GOAL — Across the entries, how many lines have the string "Fifth" in them? Reply with only a number.

Data listing:
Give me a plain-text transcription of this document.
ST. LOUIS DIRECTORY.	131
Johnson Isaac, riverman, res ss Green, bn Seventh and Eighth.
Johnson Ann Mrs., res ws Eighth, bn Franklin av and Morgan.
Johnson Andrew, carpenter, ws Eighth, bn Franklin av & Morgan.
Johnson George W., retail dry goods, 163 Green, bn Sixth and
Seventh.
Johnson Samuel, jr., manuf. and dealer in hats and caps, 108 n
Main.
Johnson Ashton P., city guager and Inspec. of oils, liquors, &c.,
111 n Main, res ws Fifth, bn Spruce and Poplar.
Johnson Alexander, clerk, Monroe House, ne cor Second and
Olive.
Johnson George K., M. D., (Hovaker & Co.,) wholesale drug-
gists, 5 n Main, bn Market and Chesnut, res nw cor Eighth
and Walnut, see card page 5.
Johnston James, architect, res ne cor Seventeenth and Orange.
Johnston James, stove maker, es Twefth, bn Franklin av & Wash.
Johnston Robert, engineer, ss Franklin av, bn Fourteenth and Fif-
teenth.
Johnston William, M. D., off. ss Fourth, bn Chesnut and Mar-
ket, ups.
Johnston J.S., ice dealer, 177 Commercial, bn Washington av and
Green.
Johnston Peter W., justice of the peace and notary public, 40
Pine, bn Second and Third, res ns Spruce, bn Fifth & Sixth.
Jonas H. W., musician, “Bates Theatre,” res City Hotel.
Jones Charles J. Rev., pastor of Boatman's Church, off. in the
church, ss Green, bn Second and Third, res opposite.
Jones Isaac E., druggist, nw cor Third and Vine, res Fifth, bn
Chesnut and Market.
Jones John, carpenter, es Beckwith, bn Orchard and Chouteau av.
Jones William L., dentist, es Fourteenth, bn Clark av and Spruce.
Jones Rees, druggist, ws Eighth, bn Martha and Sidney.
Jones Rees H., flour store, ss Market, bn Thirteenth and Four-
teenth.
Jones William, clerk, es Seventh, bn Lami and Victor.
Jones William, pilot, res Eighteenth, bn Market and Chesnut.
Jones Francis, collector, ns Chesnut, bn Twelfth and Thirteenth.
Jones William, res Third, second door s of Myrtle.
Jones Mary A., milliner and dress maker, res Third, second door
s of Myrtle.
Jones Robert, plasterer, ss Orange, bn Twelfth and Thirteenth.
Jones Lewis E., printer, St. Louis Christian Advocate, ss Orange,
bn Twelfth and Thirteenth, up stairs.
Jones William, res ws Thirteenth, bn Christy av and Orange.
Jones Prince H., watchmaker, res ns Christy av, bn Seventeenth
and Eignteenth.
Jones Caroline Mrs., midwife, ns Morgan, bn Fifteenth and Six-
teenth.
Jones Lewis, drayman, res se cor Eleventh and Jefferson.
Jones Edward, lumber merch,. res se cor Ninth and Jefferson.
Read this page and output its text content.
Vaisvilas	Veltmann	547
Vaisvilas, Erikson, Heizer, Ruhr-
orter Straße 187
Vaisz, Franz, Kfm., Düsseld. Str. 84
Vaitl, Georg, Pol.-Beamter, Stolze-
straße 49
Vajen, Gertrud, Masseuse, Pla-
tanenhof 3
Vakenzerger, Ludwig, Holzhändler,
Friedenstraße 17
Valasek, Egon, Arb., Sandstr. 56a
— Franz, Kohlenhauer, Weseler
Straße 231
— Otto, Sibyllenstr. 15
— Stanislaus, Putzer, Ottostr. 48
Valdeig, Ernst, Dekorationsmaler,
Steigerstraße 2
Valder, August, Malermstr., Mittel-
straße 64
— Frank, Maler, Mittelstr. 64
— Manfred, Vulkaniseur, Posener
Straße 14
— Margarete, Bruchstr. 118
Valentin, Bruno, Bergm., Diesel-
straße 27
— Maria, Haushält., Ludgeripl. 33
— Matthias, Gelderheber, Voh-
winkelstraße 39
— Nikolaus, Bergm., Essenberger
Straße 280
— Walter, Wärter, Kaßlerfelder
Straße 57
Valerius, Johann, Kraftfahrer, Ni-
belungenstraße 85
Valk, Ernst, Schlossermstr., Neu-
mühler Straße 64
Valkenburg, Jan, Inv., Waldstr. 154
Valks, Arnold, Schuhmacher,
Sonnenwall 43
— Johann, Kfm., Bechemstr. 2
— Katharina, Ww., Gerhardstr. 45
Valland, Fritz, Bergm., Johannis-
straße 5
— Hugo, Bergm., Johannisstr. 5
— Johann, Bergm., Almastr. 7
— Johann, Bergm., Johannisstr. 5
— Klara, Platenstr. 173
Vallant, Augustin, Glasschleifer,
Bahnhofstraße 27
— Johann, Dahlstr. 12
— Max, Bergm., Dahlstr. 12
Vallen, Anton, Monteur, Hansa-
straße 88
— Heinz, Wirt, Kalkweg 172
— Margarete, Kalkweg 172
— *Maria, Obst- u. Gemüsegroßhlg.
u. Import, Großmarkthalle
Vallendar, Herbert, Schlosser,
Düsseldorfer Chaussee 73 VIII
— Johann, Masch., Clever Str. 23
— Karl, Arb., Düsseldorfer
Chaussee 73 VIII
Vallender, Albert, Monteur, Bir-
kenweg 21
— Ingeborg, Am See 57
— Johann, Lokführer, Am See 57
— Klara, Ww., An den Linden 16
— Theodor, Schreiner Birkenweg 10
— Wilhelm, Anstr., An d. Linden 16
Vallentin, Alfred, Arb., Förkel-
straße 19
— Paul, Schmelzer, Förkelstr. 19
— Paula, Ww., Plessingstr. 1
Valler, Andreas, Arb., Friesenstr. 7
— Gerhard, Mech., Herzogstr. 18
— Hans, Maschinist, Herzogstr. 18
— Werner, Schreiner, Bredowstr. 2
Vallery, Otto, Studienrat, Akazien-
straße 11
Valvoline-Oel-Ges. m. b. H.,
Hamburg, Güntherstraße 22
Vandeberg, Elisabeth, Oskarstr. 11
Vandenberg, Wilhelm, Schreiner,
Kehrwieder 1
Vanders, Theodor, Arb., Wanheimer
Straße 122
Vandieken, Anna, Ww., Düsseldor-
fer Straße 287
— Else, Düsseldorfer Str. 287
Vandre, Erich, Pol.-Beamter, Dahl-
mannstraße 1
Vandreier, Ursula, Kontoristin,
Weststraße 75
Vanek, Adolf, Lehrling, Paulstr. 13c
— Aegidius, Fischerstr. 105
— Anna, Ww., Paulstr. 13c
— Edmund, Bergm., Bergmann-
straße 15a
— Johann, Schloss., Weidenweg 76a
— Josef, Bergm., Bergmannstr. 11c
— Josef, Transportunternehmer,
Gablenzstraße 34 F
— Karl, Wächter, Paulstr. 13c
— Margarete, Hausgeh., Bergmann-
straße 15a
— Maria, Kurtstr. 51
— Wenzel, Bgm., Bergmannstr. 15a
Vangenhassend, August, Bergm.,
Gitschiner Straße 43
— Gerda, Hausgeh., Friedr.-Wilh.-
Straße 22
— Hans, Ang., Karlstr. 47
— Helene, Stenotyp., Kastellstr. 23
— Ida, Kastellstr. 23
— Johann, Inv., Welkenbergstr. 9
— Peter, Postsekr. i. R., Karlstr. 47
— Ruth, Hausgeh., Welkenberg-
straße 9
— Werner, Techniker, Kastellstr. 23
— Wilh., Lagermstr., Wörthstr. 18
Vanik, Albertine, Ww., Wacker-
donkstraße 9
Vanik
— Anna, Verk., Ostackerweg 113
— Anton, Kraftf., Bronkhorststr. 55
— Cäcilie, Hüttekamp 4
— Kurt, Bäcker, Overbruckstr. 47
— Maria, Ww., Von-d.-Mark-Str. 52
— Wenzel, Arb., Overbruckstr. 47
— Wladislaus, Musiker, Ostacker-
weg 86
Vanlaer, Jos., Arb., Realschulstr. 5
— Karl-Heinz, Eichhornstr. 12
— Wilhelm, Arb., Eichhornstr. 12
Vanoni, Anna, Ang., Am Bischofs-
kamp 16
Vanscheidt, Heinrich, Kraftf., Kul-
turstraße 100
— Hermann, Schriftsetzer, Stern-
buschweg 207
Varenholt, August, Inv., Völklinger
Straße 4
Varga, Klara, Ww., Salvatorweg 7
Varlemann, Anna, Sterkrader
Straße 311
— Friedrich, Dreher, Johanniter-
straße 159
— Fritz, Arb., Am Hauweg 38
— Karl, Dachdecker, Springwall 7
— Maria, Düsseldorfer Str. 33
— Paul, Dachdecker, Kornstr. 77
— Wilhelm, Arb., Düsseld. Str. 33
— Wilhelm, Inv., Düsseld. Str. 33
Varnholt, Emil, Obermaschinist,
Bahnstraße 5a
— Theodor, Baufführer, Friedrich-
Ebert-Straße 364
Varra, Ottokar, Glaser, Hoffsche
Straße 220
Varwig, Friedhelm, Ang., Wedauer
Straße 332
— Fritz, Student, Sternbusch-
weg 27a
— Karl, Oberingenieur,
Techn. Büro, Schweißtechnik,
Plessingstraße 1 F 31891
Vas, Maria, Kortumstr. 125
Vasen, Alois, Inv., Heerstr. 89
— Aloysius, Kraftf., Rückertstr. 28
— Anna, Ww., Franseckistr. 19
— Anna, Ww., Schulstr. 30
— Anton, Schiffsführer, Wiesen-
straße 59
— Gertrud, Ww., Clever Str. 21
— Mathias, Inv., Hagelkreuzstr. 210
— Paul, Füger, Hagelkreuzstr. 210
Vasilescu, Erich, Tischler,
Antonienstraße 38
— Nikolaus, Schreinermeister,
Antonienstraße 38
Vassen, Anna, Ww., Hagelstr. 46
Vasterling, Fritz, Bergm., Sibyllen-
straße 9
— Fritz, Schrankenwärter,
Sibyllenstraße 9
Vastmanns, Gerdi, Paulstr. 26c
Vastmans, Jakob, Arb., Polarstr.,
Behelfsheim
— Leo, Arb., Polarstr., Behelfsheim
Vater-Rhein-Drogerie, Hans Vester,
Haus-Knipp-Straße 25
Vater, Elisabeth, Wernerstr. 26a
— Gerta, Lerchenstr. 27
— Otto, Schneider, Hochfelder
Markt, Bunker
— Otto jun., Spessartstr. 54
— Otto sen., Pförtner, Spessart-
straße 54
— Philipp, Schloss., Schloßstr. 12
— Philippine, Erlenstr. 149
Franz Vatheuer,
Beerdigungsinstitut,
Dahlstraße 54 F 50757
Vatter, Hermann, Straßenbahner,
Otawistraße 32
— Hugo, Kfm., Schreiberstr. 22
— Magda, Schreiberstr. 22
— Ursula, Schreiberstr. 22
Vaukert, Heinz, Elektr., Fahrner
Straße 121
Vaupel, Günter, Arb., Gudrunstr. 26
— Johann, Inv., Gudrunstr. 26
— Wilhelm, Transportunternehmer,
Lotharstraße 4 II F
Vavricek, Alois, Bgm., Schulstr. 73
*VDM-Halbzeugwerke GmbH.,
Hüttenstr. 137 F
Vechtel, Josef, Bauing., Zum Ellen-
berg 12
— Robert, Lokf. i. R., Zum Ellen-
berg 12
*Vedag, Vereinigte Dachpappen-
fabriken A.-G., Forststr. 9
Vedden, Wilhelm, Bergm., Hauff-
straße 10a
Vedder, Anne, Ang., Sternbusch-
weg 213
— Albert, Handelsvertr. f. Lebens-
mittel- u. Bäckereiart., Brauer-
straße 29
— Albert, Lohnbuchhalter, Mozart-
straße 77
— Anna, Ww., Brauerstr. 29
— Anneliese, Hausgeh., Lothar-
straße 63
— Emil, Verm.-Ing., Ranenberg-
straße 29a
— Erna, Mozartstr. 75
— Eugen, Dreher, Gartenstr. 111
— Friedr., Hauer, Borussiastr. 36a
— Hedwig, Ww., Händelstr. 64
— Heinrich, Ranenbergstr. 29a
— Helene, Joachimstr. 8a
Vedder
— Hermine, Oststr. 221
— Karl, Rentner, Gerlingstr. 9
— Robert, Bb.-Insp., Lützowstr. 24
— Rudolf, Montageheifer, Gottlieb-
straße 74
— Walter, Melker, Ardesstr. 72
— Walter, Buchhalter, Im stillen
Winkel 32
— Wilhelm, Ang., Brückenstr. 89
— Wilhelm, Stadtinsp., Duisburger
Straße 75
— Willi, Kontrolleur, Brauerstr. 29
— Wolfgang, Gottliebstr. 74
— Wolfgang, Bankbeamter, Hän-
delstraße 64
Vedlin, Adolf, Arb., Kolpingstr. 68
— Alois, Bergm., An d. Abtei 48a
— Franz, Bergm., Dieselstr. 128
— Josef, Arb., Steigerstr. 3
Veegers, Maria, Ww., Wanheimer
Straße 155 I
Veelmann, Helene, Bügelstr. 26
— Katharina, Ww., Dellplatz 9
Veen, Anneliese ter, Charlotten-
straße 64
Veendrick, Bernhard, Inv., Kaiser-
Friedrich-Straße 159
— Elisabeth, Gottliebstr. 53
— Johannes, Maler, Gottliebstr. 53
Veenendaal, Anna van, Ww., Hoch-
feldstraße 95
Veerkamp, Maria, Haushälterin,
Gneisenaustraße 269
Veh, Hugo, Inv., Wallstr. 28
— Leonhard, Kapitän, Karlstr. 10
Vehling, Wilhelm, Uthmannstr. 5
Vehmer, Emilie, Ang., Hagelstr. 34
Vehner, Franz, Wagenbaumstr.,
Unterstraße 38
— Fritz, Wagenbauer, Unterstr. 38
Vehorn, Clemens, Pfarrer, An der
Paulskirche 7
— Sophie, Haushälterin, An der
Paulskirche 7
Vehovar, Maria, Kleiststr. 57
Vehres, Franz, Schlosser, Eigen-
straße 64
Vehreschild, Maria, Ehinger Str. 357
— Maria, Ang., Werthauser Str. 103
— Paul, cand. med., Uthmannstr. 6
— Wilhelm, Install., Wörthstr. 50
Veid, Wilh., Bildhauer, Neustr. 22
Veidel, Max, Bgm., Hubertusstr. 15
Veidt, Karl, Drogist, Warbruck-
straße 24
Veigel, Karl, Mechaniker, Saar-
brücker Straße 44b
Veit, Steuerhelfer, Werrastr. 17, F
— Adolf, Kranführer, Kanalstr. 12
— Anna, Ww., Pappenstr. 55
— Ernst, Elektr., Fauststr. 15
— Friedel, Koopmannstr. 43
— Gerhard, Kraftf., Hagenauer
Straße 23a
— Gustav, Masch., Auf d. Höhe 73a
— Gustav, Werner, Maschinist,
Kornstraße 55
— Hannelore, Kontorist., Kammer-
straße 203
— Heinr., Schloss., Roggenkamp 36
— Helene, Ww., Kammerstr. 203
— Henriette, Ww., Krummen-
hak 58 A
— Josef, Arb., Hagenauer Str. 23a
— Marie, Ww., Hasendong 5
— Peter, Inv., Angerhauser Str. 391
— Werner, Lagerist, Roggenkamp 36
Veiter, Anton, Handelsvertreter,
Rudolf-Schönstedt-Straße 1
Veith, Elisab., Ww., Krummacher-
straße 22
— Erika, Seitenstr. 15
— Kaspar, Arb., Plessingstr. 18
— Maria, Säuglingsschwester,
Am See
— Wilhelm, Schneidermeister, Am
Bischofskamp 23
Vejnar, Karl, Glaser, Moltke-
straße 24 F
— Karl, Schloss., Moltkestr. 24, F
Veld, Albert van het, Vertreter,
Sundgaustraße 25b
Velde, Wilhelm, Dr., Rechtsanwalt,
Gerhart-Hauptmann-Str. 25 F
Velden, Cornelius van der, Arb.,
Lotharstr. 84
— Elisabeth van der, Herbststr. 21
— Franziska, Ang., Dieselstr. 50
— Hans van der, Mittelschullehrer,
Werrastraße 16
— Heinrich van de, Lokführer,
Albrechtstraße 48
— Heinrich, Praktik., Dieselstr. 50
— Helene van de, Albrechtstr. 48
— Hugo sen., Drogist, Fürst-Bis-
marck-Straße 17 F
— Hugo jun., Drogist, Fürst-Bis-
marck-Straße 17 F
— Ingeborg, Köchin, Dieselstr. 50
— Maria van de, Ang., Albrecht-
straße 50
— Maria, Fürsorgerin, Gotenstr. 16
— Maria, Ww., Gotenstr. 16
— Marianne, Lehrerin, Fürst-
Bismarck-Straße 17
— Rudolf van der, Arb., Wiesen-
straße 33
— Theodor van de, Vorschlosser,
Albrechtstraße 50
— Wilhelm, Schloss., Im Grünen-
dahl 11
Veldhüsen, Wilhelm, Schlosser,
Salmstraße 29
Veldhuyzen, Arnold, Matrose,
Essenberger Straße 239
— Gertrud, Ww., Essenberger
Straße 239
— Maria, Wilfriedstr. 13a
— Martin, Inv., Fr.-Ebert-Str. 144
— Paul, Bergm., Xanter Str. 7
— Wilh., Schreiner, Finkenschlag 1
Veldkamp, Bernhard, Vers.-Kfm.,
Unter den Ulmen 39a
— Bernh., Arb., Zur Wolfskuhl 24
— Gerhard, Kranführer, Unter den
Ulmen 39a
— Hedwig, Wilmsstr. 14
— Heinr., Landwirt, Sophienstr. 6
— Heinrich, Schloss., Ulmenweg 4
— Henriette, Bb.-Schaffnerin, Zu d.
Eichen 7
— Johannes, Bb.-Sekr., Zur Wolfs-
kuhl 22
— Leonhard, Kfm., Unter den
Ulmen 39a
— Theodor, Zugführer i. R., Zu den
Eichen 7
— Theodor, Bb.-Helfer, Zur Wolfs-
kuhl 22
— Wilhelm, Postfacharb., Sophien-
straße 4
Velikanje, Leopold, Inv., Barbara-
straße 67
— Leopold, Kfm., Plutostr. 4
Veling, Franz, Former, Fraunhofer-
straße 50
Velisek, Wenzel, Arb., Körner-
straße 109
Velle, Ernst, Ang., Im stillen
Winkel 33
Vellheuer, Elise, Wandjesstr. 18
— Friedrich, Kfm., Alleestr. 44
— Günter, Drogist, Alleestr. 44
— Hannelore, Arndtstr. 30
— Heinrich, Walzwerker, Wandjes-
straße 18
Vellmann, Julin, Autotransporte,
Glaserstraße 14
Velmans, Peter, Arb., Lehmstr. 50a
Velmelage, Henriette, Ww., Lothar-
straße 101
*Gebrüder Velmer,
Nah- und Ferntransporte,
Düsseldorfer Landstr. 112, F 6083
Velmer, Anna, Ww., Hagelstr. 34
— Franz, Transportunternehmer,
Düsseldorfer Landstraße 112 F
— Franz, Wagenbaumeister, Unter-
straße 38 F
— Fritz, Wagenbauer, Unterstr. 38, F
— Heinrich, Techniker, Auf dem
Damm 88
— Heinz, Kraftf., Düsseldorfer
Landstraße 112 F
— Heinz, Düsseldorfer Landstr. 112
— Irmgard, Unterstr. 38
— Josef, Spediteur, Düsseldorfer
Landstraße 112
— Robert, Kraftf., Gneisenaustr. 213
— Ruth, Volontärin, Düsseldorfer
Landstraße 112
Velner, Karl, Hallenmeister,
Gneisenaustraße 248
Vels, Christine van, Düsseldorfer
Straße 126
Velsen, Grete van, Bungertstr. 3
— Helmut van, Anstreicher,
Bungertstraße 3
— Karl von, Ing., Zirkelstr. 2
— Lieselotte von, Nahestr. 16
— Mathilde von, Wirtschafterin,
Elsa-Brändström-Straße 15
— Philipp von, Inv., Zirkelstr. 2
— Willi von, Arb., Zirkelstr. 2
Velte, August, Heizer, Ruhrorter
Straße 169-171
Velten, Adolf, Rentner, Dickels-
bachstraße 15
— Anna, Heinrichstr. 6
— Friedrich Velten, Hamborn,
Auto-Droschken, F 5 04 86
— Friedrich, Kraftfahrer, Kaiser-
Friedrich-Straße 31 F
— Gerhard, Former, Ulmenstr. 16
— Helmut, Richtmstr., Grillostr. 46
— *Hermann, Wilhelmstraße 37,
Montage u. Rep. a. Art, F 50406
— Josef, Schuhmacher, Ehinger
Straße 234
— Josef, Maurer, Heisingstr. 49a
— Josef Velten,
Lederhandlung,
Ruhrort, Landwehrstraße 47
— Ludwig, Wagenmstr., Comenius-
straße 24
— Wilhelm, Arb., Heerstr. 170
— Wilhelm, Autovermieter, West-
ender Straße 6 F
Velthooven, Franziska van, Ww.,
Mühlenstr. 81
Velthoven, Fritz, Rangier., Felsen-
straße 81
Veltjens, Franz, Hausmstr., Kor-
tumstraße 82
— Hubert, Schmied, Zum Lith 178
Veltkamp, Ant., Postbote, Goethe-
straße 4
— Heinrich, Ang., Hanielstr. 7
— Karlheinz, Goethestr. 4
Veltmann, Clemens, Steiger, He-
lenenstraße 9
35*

EXPECTED OUTPUT — 3